◆ **次の設問**:
1. 本文にある「ラストシーンの無言の別れは何度見ても泣ける。」という一文を英語に訳しなさい。
2. 本文を読み、次の問いに答えなさい。
(a) 「マッドマックス 怒りのデスロード」の見出しの次に示された金額はいくらか。
(b) 筆者は最新作を何にたとえているか。
(c) 空中から見下ろしたカットは途中で何秒間くらい入るか。
3. 本文のうち、「梅雨のビデオまつり「探偵・由利麟太郎」「日曜の夜ぐらいは」」で始まり「言の別れは何度見ても泣ける。」で終わる部分を、両端の語句も含めてそのまま書き写しなさい。

◆ **本文**:
--------------------------------
梅雨のビデオまつり「探偵・由利麟太郎」「日曜の夜ぐらいは」

昨日のつづき。

   

これは可愛いから大目に見てやってくれ。しかし、このスペースの権利を買った人って何の得があるのか?

マッドマックス 怒りのデスロード
【1,900円】最新作の「フュリオサ」を見たあとで「つまらなくはないが前作のが良かったよなあ」と思った。実際にそうなのか確かめてみた。この2つの作品、そもそも映画の格が違う。最新作をAKB劇場とすると、前作は宝塚。もちろん最新作はフュリオサの半生記を描いたものなのであれ以上のアクションは入れられないという宿命はある。だがそれにしても「怒りのデス・ロード」の丁寧な作りにあらためて驚く。向こうからトレーラーが画面の手前に走ってくる。そのままのカメラ位置で情景はわかるし迫力も伝わっているのだが、途中で3秒間くらい空中から見下ろしたカットが入るのだよね。このカット割りの細かさがスピード感と臨場感を増している。ラストシーンの無言の別れは何度見ても泣ける。
--------------------------------
◆ **検討用資料**:
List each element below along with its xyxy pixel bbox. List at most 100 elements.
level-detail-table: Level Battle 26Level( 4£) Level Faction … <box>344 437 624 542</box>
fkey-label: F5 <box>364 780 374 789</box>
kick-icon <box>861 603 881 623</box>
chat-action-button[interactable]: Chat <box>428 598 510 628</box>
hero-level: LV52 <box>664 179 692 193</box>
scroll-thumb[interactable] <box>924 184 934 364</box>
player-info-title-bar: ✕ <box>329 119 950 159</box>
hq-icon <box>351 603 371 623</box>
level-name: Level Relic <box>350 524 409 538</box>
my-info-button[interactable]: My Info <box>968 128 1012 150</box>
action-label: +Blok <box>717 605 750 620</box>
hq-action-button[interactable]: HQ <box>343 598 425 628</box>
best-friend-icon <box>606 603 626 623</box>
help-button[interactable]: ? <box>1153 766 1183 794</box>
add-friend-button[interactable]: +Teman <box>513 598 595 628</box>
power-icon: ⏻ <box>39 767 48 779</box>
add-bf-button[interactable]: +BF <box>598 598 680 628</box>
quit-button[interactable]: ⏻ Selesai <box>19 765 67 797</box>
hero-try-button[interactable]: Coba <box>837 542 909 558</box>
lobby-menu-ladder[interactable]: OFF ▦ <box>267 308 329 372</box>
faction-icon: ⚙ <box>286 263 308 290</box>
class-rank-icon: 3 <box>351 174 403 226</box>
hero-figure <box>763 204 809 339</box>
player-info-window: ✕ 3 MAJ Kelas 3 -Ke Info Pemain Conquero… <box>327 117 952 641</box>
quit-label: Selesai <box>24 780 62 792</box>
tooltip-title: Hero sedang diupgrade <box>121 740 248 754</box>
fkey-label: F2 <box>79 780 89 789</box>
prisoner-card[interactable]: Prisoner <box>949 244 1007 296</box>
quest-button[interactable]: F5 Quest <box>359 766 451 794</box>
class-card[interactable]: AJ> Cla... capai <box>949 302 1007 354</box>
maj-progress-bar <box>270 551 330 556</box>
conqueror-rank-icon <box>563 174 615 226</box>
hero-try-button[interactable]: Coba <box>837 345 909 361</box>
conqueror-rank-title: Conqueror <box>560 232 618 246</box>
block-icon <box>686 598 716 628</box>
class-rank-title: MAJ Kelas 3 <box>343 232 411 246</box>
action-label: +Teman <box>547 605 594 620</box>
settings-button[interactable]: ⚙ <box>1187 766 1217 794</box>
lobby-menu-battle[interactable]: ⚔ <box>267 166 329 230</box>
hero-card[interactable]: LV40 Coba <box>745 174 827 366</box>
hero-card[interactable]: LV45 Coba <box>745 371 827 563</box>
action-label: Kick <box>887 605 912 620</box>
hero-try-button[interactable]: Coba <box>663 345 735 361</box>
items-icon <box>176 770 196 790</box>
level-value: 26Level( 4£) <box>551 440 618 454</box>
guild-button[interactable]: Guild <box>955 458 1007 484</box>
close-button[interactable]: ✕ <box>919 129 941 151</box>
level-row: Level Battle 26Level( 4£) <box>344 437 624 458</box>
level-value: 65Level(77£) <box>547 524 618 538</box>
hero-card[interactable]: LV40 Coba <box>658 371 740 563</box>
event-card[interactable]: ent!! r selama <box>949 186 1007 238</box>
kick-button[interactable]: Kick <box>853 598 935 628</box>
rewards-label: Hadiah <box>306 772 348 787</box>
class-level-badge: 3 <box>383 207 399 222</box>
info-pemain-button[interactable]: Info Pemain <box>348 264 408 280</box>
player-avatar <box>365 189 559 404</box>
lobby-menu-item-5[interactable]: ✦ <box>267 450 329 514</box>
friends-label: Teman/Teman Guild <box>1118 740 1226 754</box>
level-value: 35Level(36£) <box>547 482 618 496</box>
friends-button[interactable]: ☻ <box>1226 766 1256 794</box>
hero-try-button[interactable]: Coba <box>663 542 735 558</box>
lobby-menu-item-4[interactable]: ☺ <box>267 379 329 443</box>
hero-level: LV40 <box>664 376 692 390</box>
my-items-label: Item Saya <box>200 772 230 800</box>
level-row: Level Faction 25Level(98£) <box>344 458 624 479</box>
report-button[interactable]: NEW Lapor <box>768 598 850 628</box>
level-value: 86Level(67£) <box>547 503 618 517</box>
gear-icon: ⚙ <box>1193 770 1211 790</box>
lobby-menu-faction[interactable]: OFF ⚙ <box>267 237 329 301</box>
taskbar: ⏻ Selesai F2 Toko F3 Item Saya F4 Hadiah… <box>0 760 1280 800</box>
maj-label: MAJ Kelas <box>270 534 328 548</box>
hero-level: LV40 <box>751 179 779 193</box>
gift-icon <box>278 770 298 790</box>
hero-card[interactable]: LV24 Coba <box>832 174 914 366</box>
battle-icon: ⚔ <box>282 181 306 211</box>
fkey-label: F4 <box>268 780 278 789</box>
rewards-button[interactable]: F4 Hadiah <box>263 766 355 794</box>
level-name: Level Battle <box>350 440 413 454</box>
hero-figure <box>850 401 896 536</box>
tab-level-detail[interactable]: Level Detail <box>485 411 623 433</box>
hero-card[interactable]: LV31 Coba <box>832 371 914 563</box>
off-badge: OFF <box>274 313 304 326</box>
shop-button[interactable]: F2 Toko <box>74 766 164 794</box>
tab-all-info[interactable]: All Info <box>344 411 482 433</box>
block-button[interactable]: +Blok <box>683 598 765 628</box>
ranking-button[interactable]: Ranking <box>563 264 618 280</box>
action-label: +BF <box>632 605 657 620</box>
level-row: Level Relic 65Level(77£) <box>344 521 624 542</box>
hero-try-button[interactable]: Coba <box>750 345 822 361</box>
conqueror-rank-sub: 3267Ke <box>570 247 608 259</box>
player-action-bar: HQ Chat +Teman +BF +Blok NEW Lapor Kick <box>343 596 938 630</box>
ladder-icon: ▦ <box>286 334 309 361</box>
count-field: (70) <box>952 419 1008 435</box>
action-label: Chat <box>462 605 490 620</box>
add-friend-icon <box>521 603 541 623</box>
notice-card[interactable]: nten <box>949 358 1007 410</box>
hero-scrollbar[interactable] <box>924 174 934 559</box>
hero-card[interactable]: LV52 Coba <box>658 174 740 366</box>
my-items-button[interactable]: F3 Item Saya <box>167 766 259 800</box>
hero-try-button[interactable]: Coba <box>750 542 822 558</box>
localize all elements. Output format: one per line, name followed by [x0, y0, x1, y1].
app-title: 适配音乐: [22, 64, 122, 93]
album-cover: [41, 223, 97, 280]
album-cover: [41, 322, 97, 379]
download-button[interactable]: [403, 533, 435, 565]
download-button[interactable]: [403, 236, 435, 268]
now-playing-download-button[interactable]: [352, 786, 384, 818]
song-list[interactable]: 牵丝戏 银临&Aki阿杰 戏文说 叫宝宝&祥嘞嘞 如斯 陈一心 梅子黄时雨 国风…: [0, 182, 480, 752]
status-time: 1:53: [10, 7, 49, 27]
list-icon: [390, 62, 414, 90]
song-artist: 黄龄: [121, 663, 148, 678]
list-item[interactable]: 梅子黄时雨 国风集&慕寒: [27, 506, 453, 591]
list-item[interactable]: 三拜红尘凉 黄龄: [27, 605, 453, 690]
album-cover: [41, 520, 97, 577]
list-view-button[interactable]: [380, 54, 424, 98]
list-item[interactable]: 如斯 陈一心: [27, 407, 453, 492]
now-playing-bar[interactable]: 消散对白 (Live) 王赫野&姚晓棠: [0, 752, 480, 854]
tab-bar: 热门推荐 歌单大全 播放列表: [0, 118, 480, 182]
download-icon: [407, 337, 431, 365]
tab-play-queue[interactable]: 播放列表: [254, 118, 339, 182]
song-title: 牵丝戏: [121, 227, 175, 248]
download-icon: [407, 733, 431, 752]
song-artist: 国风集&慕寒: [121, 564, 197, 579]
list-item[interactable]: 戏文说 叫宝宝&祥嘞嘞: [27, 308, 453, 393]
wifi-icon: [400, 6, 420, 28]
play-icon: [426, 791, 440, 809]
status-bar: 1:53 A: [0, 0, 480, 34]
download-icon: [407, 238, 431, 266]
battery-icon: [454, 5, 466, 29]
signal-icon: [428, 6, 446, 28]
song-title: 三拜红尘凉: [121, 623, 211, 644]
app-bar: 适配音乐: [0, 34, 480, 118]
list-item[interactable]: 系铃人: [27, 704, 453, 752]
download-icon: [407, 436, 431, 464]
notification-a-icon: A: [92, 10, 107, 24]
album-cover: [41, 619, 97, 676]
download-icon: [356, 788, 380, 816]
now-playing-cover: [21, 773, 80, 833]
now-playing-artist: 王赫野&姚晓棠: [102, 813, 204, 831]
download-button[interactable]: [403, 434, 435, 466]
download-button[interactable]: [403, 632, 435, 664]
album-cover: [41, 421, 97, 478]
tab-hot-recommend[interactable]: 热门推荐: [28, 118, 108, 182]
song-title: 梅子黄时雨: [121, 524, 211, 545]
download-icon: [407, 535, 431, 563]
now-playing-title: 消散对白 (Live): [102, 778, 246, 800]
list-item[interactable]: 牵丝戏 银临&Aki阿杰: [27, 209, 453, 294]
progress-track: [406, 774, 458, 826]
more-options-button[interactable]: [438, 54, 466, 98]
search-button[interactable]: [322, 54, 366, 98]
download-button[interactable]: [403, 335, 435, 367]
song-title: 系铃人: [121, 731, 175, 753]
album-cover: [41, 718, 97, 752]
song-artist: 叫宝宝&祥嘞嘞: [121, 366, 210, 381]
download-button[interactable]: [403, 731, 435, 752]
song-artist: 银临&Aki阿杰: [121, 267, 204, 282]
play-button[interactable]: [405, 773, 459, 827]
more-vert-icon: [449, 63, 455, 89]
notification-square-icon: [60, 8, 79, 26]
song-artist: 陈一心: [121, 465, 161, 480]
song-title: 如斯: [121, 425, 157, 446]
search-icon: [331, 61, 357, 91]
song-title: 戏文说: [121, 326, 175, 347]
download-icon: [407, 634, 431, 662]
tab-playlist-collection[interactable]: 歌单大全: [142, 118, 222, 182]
--------------------------------
◆ **解答例**:
1. The silent farewell in the last scene brings me to tears no matter how many times I watch it.

2.
(a) 1,900円
(b) AKB劇場
(c) 3秒間くらい

3.
梅雨のビデオまつり「探偵・由利麟太郎」「日曜の夜ぐらいは」

昨日のつづき。

   

これは可愛いから大目に見てやってくれ。しかし、このスペースの権利を買った人って何の得があるのか?

マッドマックス 怒りのデスロード
【1,900円】最新作の「フュリオサ」を見たあとで「つまらなくはないが前作のが良かったよなあ」と思った。実際にそうなのか確かめてみた。この2つの作品、そもそも映画の格が違う。最新作をAKB劇場とすると、前作は宝塚。もちろん最新作はフュリオサの半生記を描いたものなのであれ以上のアクションは入れられないという宿命はある。だがそれにしても「怒りのデス・ロード」の丁寧な作りにあらためて驚く。向こうからトレーラーが画面の手前に走ってくる。そのままのカメラ位置で情景はわかるし迫力も伝わっているのだが、途中で3秒間くらい空中から見下ろしたカットが入るのだよね。このカット割りの細かさがスピード感と臨場感を増している。ラストシーンの無言の別れは何度見ても泣ける。